__Input for this task__:
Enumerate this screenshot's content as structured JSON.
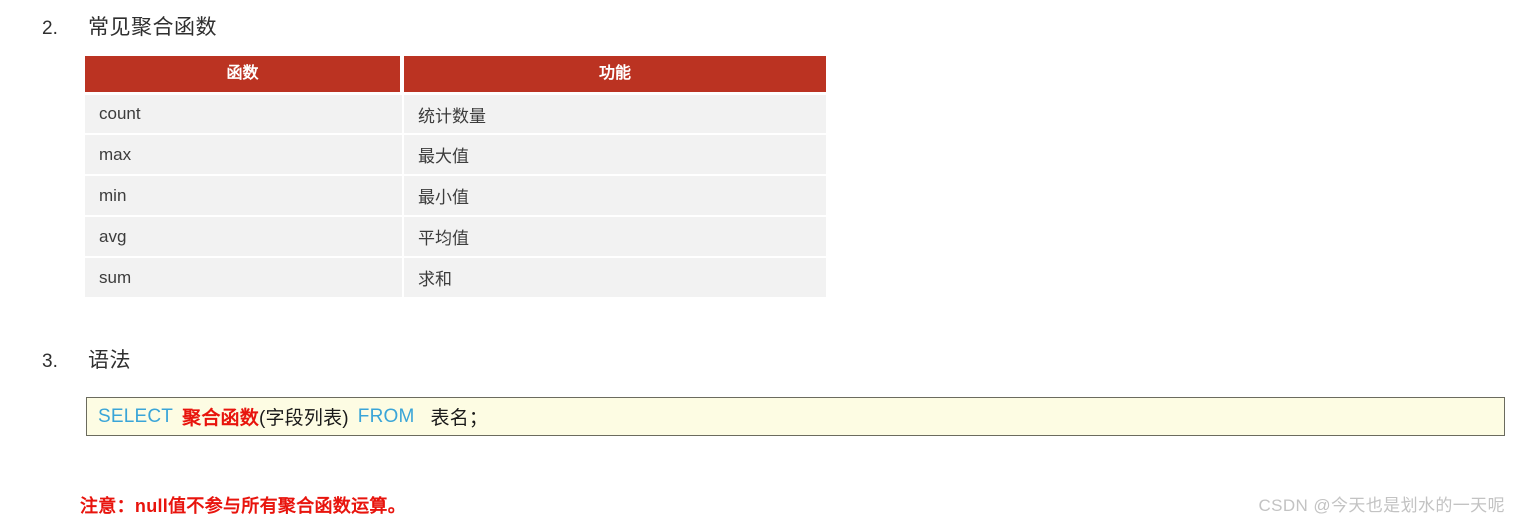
{
  "sections": [
    {
      "number": "2.",
      "title": "常见聚合函数"
    },
    {
      "number": "3.",
      "title": "语法"
    }
  ],
  "table": {
    "headers": [
      "函数",
      "功能"
    ],
    "rows": [
      {
        "function": "count",
        "description": "统计数量"
      },
      {
        "function": "max",
        "description": "最大值"
      },
      {
        "function": "min",
        "description": "最小值"
      },
      {
        "function": "avg",
        "description": "平均值"
      },
      {
        "function": "sum",
        "description": "求和"
      }
    ],
    "header_bg_color": "#bb3322",
    "row_bg_color": "#f2f2f2"
  },
  "code_block": {
    "full_text": "SELECT 聚合函数(字段列表) FROM  表名；",
    "tokens": {
      "select": "SELECT",
      "aggregate_function": "聚合函数",
      "field_list": "(字段列表)",
      "from": "FROM",
      "table_name": "表名；"
    },
    "keyword_color": "#3aa5d8",
    "highlight_color": "#e8140d",
    "background_color": "#fdfce3"
  },
  "note": {
    "text": "注意：null值不参与所有聚合函数运算。",
    "color": "#e8140d"
  },
  "watermark": {
    "text": "CSDN @今天也是划水的一天呢"
  }
}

__Description of the task__: Restate the whole listing above exactly, except for its images.

__The result__:
Enumerate this screenshot's content as structured JSON.
{
  "sections": [
    {
      "number": "2.",
      "title": "常见聚合函数"
    },
    {
      "number": "3.",
      "title": "语法"
    }
  ],
  "table": {
    "headers": [
      "函数",
      "功能"
    ],
    "rows": [
      {
        "function": "count",
        "description": "统计数量"
      },
      {
        "function": "max",
        "description": "最大值"
      },
      {
        "function": "min",
        "description": "最小值"
      },
      {
        "function": "avg",
        "description": "平均值"
      },
      {
        "function": "sum",
        "description": "求和"
      }
    ],
    "header_bg_color": "#bb3322",
    "row_bg_color": "#f2f2f2"
  },
  "code_block": {
    "full_text": "SELECT 聚合函数(字段列表) FROM  表名；",
    "tokens": {
      "select": "SELECT",
      "aggregate_function": "聚合函数",
      "field_list": "(字段列表)",
      "from": "FROM",
      "table_name": "表名；"
    },
    "keyword_color": "#3aa5d8",
    "highlight_color": "#e8140d",
    "background_color": "#fdfce3"
  },
  "note": {
    "text": "注意：null值不参与所有聚合函数运算。",
    "color": "#e8140d"
  },
  "watermark": {
    "text": "CSDN @今天也是划水的一天呢"
  }
}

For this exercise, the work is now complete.